- _Objective_: Write out the records that appear below, verbatim and complete, but without pictures.

Saved entries:
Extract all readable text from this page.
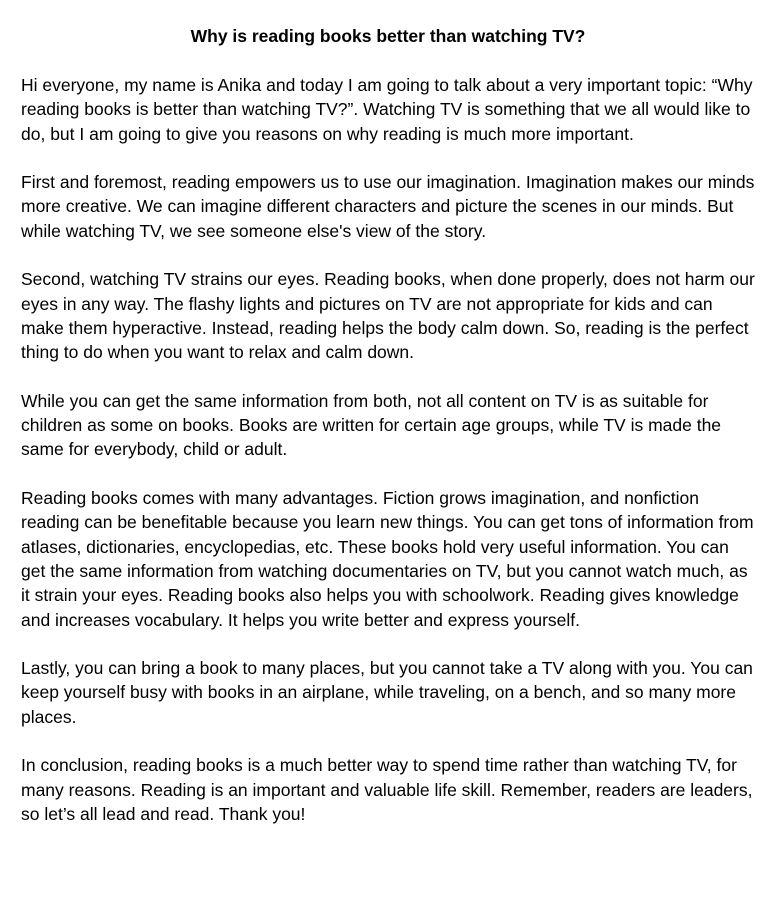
Why is reading books better than watching TV?

Hi everyone, my name is Anika and today I am going to talk about a very important topic: “Why reading books is better than watching TV?”. Watching TV is something that we all would like to do, but I am going to give you reasons on why reading is much more important.

First and foremost, reading empowers us to use our imagination. Imagination makes our minds more creative. We can imagine different characters and picture the scenes in our minds. But while watching TV, we see someone else's view of the story.

Second, watching TV strains our eyes. Reading books, when done properly, does not harm our eyes in any way. The flashy lights and pictures on TV are not appropriate for kids and can make them hyperactive. Instead, reading helps the body calm down. So, reading is the perfect thing to do when you want to relax and calm down.

While you can get the same information from both, not all content on TV is as suitable for children as some on books. Books are written for certain age groups, while TV is made the same for everybody, child or adult.

Reading books comes with many advantages. Fiction grows imagination, and nonfiction reading can be benefitable because you learn new things. You can get tons of information from atlases, dictionaries, encyclopedias, etc. These books hold very useful information. You can get the same information from watching documentaries on TV, but you cannot watch much, as it strain your eyes. Reading books also helps you with schoolwork. Reading gives knowledge and increases vocabulary. It helps you write better and express yourself.

Lastly, you can bring a book to many places, but you cannot take a TV along with you. You can keep yourself busy with books in an airplane, while traveling, on a bench, and so many more places.

In conclusion, reading books is a much better way to spend time rather than watching TV, for many reasons. Reading is an important and valuable life skill. Remember, readers are leaders, so let’s all lead and read. Thank you!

- _Final answer_:
Extract all readable text from this page.
Why is reading books better than watching TV?

Hi everyone, my name is Anika and today I am going to talk about a very important topic: “Why reading books is better than watching TV?”. Watching TV is something that we all would like to do, but I am going to give you reasons on why reading is much more important.

First and foremost, reading empowers us to use our imagination. Imagination makes our minds more creative. We can imagine different characters and picture the scenes in our minds. But while watching TV, we see someone else's view of the story.

Second, watching TV strains our eyes. Reading books, when done properly, does not harm our eyes in any way. The flashy lights and pictures on TV are not appropriate for kids and can make them hyperactive. Instead, reading helps the body calm down. So, reading is the perfect thing to do when you want to relax and calm down.

While you can get the same information from both, not all content on TV is as suitable for children as some on books. Books are written for certain age groups, while TV is made the same for everybody, child or adult.

Reading books comes with many advantages. Fiction grows imagination, and nonfiction reading can be benefitable because you learn new things. You can get tons of information from atlases, dictionaries, encyclopedias, etc. These books hold very useful information. You can get the same information from watching documentaries on TV, but you cannot watch much, as it strain your eyes. Reading books also helps you with schoolwork. Reading gives knowledge and increases vocabulary. It helps you write better and express yourself.

Lastly, you can bring a book to many places, but you cannot take a TV along with you. You can keep yourself busy with books in an airplane, while traveling, on a bench, and so many more places.

In conclusion, reading books is a much better way to spend time rather than watching TV, for many reasons. Reading is an important and valuable life skill. Remember, readers are leaders, so let’s all lead and read. Thank you!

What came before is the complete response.